=== Goal of the exercise ===
Here are some records; copy every line that holds the word "name".

=== Task input ===
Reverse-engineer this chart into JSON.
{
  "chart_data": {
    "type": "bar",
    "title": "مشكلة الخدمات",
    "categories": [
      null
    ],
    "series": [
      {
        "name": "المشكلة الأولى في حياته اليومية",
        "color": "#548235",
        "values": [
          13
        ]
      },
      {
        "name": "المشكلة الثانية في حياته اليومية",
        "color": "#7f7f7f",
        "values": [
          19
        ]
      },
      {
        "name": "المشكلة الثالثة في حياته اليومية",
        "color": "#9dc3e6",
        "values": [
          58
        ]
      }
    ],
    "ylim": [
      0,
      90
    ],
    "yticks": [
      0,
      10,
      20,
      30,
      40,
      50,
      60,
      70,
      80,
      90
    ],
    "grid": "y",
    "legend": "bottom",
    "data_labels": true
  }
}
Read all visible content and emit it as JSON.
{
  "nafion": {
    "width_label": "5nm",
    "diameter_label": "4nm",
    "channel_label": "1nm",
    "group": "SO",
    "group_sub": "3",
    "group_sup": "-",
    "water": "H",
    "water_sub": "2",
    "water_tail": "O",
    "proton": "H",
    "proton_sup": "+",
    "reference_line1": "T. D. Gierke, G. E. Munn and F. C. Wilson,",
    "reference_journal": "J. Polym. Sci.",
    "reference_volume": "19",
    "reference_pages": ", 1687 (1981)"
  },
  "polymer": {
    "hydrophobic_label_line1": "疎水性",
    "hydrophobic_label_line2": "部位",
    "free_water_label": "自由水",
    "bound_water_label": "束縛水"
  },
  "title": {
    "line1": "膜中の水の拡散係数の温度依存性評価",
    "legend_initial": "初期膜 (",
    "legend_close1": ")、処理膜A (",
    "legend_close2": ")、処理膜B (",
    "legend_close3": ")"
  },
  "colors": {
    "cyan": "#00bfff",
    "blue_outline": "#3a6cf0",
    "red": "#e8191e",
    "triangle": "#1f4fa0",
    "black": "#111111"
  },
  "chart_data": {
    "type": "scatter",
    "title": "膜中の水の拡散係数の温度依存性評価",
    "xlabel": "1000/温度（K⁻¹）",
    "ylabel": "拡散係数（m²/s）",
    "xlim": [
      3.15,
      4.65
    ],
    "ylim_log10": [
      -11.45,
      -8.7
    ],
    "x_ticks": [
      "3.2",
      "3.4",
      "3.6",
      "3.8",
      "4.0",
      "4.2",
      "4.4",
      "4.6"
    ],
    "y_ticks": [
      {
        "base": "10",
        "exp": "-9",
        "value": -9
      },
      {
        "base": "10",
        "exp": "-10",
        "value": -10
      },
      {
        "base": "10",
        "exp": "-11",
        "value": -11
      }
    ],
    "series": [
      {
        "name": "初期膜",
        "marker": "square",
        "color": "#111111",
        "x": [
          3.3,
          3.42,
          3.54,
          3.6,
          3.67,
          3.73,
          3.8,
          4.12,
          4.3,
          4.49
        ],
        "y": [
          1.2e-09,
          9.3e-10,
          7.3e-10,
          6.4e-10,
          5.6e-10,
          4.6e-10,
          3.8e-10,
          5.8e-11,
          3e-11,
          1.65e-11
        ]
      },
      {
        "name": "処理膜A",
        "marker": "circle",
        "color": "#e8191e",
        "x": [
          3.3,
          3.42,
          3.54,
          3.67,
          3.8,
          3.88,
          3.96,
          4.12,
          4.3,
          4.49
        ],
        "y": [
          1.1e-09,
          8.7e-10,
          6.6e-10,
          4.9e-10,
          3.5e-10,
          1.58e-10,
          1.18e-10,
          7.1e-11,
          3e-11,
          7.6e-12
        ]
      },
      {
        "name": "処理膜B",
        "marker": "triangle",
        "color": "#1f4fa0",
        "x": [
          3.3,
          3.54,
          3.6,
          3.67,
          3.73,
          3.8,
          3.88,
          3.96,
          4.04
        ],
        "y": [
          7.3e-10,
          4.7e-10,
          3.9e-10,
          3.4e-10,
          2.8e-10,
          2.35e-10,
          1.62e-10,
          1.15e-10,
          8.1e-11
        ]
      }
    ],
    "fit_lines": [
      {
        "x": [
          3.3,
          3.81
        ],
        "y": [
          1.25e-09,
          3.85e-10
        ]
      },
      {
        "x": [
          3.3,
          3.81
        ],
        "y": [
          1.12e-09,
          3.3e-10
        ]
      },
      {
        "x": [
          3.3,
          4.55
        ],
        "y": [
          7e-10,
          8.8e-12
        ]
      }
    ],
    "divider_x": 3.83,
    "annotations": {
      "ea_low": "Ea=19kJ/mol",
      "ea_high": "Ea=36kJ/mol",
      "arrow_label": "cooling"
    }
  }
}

=== Solution to this exercise ===
        "name": "المشكلة الأولى في حياته اليومية",
        "name": "المشكلة الثانية في حياته اليومية",
        "name": "المشكلة الثالثة في حياته اليومية",
        "name": "初期膜",
        "name": "処理膜A",
        "name": "処理膜B",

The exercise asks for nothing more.